YOUR OBJECTIVE
Return each line that holds the word "hotel".

[Stored data entries]
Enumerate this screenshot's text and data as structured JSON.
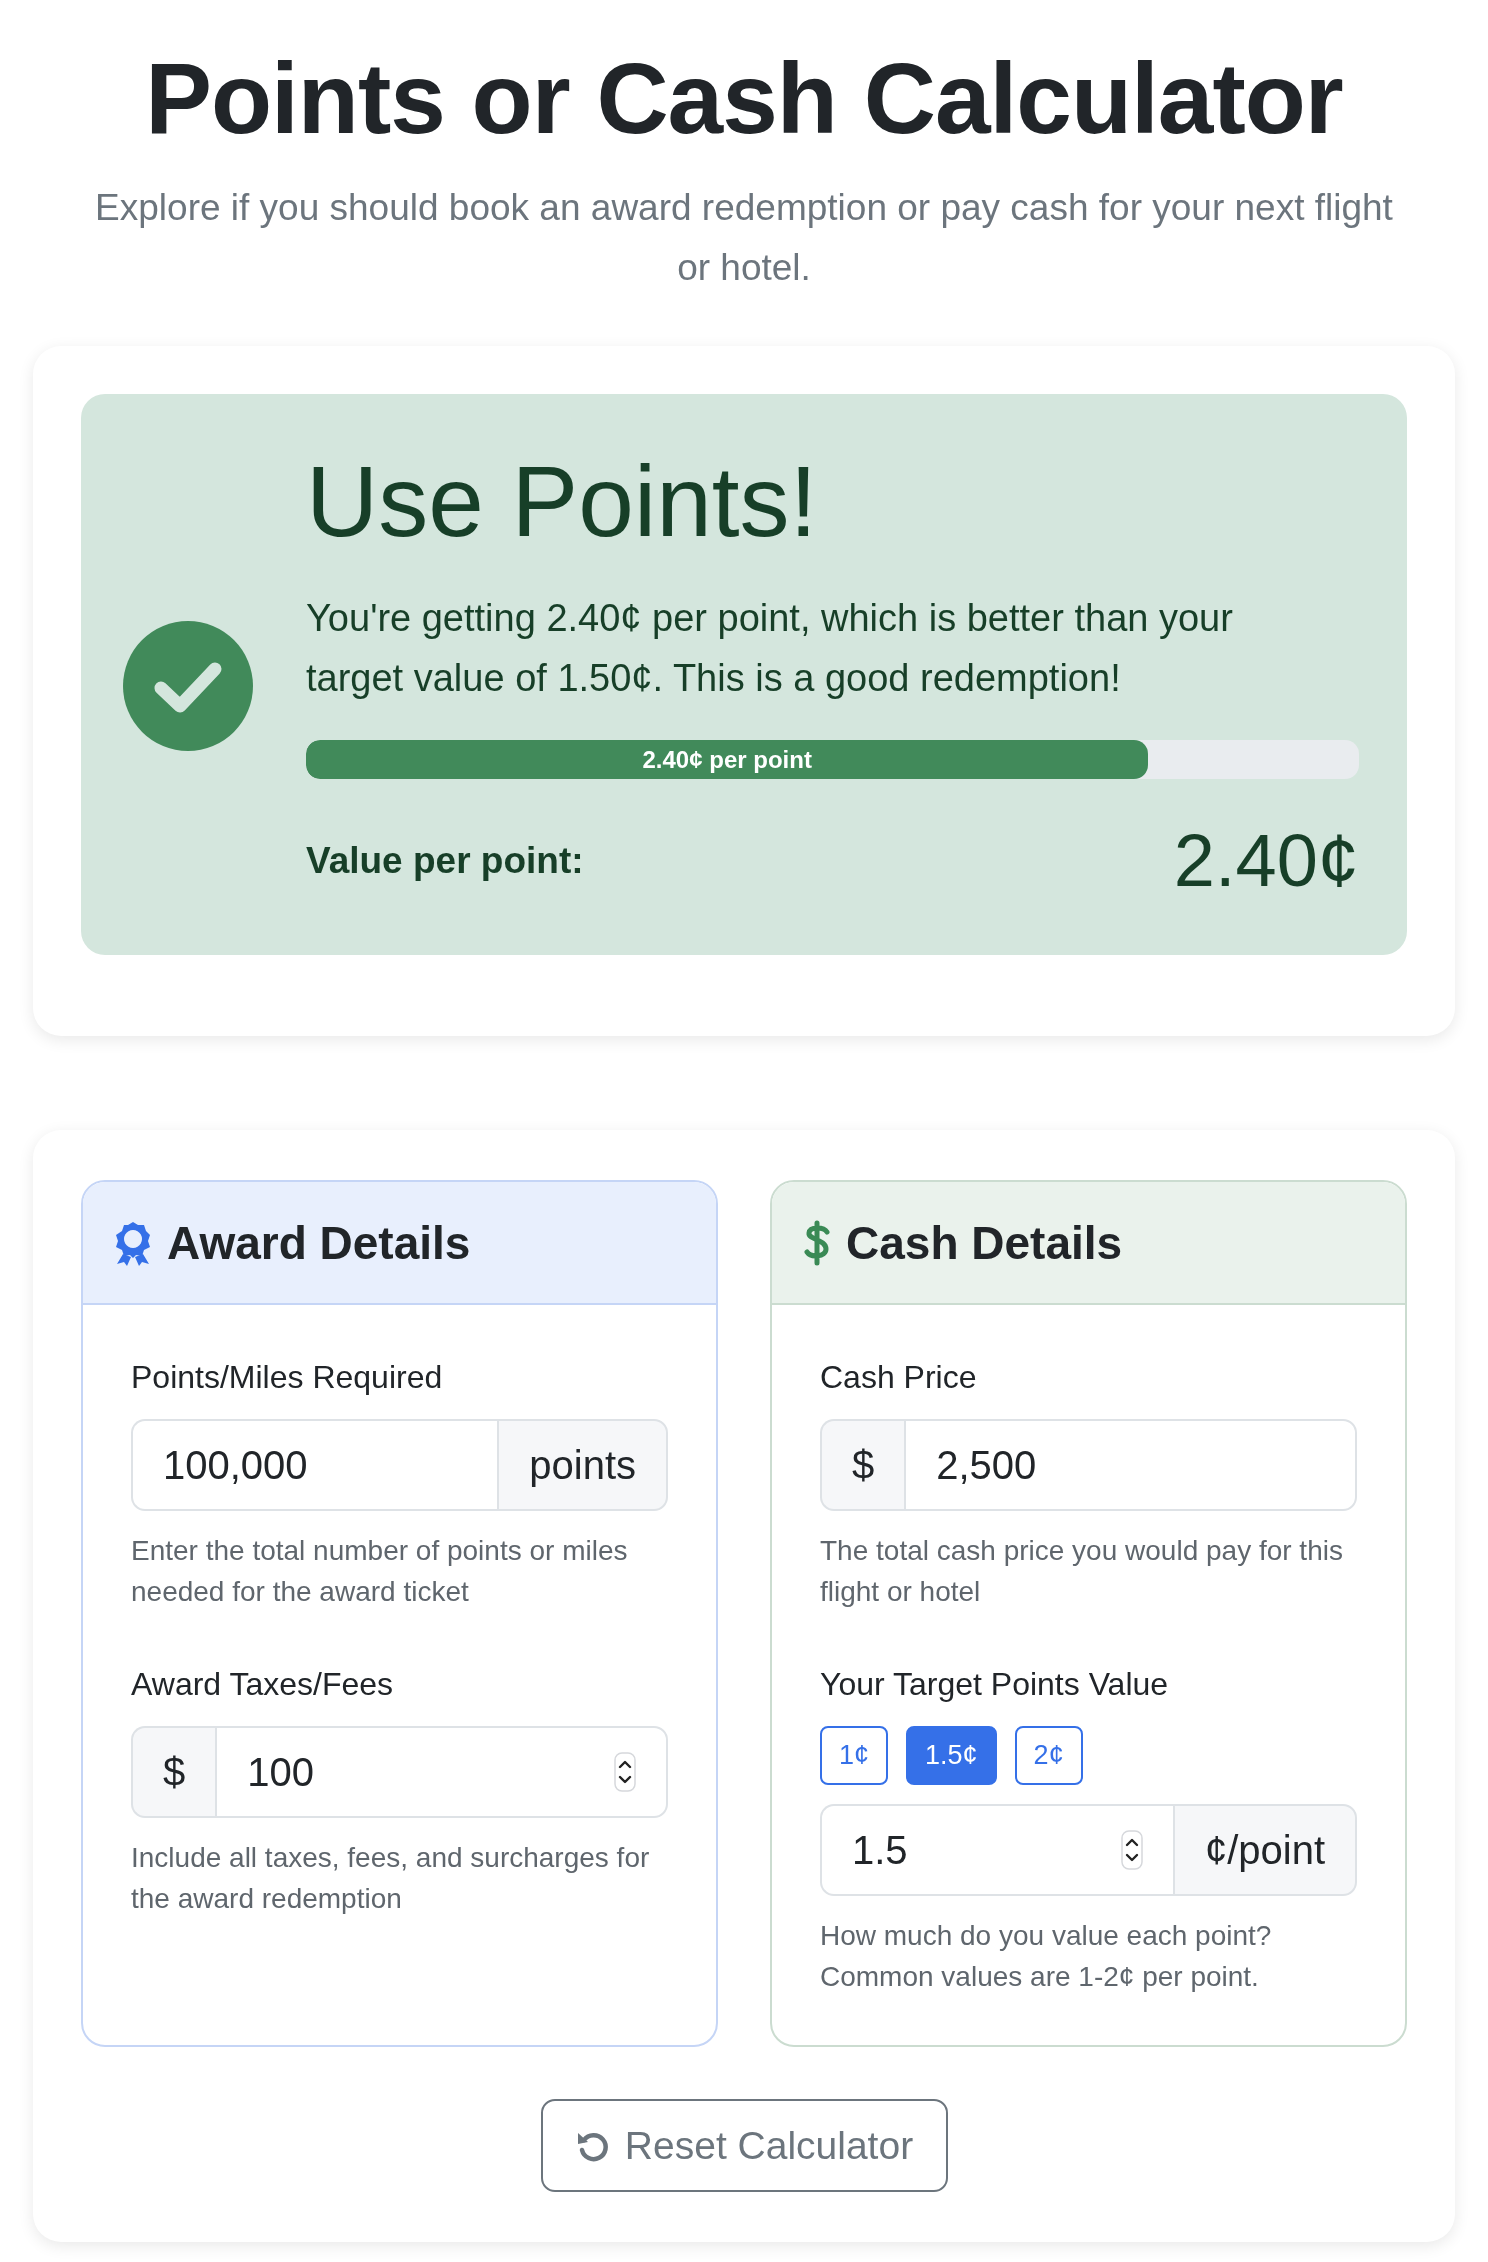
{
  "title": "Points or Cash Calculator",
  "subtitle": "Explore if you should book an award redemption or pay cash for your next flight or hotel.",
  "result": {
    "heading": "Use Points!",
    "message": "You're getting 2.40¢ per point, which is better than your target value of 1.50¢. This is a good redemption!",
    "progress": {
      "label": "2.40¢ per point",
      "level": 0.8
    },
    "value_label": "Value per point:",
    "value": "2.40¢"
  },
  "panels": [
    {
      "kind": "award",
      "title": "Award Details",
      "fields": [
        {
          "label": "Points/Miles Required",
          "value": "100,000",
          "suffix": "points",
          "spinner": false,
          "help": "Enter the total number of points or miles needed for the award ticket"
        },
        {
          "label": "Award Taxes/Fees",
          "prefix": "$",
          "value": "100",
          "spinner": true,
          "help": "Include all taxes, fees, and surcharges for the award redemption"
        }
      ]
    },
    {
      "kind": "cash",
      "title": "Cash Details",
      "fields": [
        {
          "label": "Cash Price",
          "prefix": "$",
          "value": "2,500",
          "spinner": false,
          "help": "The total cash price you would pay for this flight or hotel"
        },
        {
          "label": "Your Target Points Value",
          "presets": [
            {
              "label": "1¢",
              "selected": false
            },
            {
              "label": "1.5¢",
              "selected": true
            },
            {
              "label": "2¢",
              "selected": false
            }
          ],
          "value": "1.5",
          "suffix": "¢/point",
          "spinner": true,
          "help": "How much do you value each point? Common values are 1-2¢ per point."
        }
      ]
    }
  ],
  "reset_button": "Reset Calculator"
}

COMPLETE ANSWER
  "subtitle": "Explore if you should book an award redemption or pay cash for your next flight or hotel.",
          "help": "The total cash price you would pay for this flight or hotel"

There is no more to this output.